WHAT YOU WILL DO → Retype the data below without altering anything.

DATA LISTING →
____________

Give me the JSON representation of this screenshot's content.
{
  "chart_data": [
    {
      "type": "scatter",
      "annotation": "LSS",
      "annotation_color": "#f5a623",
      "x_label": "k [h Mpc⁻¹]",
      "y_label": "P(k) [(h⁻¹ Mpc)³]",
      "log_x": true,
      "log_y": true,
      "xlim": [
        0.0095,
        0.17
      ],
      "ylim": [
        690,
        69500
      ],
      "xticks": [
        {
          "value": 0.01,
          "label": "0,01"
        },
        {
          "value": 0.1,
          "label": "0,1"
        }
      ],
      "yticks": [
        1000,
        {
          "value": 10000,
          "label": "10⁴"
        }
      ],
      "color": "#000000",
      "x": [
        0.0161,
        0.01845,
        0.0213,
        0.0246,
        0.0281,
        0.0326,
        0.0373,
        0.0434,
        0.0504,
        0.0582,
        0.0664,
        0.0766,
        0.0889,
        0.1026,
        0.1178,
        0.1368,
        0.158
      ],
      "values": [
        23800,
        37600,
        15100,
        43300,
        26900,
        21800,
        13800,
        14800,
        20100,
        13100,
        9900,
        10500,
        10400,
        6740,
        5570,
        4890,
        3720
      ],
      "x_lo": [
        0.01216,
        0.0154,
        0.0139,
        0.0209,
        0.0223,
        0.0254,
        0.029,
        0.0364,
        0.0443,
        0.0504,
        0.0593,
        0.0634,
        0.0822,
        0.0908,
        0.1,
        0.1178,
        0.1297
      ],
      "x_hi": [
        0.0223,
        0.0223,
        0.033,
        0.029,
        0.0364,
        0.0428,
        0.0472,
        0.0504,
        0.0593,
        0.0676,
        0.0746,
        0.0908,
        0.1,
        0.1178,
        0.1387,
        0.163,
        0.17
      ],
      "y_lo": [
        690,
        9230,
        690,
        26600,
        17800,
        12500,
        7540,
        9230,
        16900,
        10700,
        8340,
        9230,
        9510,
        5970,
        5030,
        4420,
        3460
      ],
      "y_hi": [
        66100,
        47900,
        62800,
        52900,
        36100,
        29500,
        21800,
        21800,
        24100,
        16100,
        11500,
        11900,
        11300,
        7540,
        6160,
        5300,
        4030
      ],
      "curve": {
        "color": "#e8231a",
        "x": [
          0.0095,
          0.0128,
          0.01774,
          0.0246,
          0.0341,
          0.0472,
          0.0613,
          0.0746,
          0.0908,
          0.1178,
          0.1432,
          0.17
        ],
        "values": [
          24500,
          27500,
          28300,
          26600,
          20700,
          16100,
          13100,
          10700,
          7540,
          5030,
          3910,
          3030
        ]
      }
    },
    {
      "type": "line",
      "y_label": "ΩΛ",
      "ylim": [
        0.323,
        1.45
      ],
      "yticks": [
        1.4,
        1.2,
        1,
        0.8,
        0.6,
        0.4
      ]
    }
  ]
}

____________

WRITTEN SOLUTION →
Give me the JSON representation of this screenshot's content.
{
  "chart_data": [
    {
      "type": "scatter",
      "annotation": "LSS",
      "annotation_color": "#f5a623",
      "x_label": "k [h Mpc⁻¹]",
      "y_label": "P(k) [(h⁻¹ Mpc)³]",
      "log_x": true,
      "log_y": true,
      "xlim": [
        0.0095,
        0.17
      ],
      "ylim": [
        690,
        69500
      ],
      "xticks": [
        {
          "value": 0.01,
          "label": "0,01"
        },
        {
          "value": 0.1,
          "label": "0,1"
        }
      ],
      "yticks": [
        1000,
        {
          "value": 10000,
          "label": "10⁴"
        }
      ],
      "color": "#000000",
      "x": [
        0.0161,
        0.01845,
        0.0213,
        0.0246,
        0.0281,
        0.0326,
        0.0373,
        0.0434,
        0.0504,
        0.0582,
        0.0664,
        0.0766,
        0.0889,
        0.1026,
        0.1178,
        0.1368,
        0.158
      ],
      "values": [
        23800,
        37600,
        15100,
        43300,
        26900,
        21800,
        13800,
        14800,
        20100,
        13100,
        9900,
        10500,
        10400,
        6740,
        5570,
        4890,
        3720
      ],
      "x_lo": [
        0.01216,
        0.0154,
        0.0139,
        0.0209,
        0.0223,
        0.0254,
        0.029,
        0.0364,
        0.0443,
        0.0504,
        0.0593,
        0.0634,
        0.0822,
        0.0908,
        0.1,
        0.1178,
        0.1297
      ],
      "x_hi": [
        0.0223,
        0.0223,
        0.033,
        0.029,
        0.0364,
        0.0428,
        0.0472,
        0.0504,
        0.0593,
        0.0676,
        0.0746,
        0.0908,
        0.1,
        0.1178,
        0.1387,
        0.163,
        0.17
      ],
      "y_lo": [
        690,
        9230,
        690,
        26600,
        17800,
        12500,
        7540,
        9230,
        16900,
        10700,
        8340,
        9230,
        9510,
        5970,
        5030,
        4420,
        3460
      ],
      "y_hi": [
        66100,
        47900,
        62800,
        52900,
        36100,
        29500,
        21800,
        21800,
        24100,
        16100,
        11500,
        11900,
        11300,
        7540,
        6160,
        5300,
        4030
      ],
      "curve": {
        "color": "#e8231a",
        "x": [
          0.0095,
          0.0128,
          0.01774,
          0.0246,
          0.0341,
          0.0472,
          0.0613,
          0.0746,
          0.0908,
          0.1178,
          0.1432,
          0.17
        ],
        "values": [
          24500,
          27500,
          28300,
          26600,
          20700,
          16100,
          13100,
          10700,
          7540,
          5030,
          3910,
          3030
        ]
      }
    },
    {
      "type": "line",
      "y_label": "ΩΛ",
      "ylim": [
        0.323,
        1.45
      ],
      "yticks": [
        1.4,
        1.2,
        1,
        0.8,
        0.6,
        0.4
      ]
    }
  ]
}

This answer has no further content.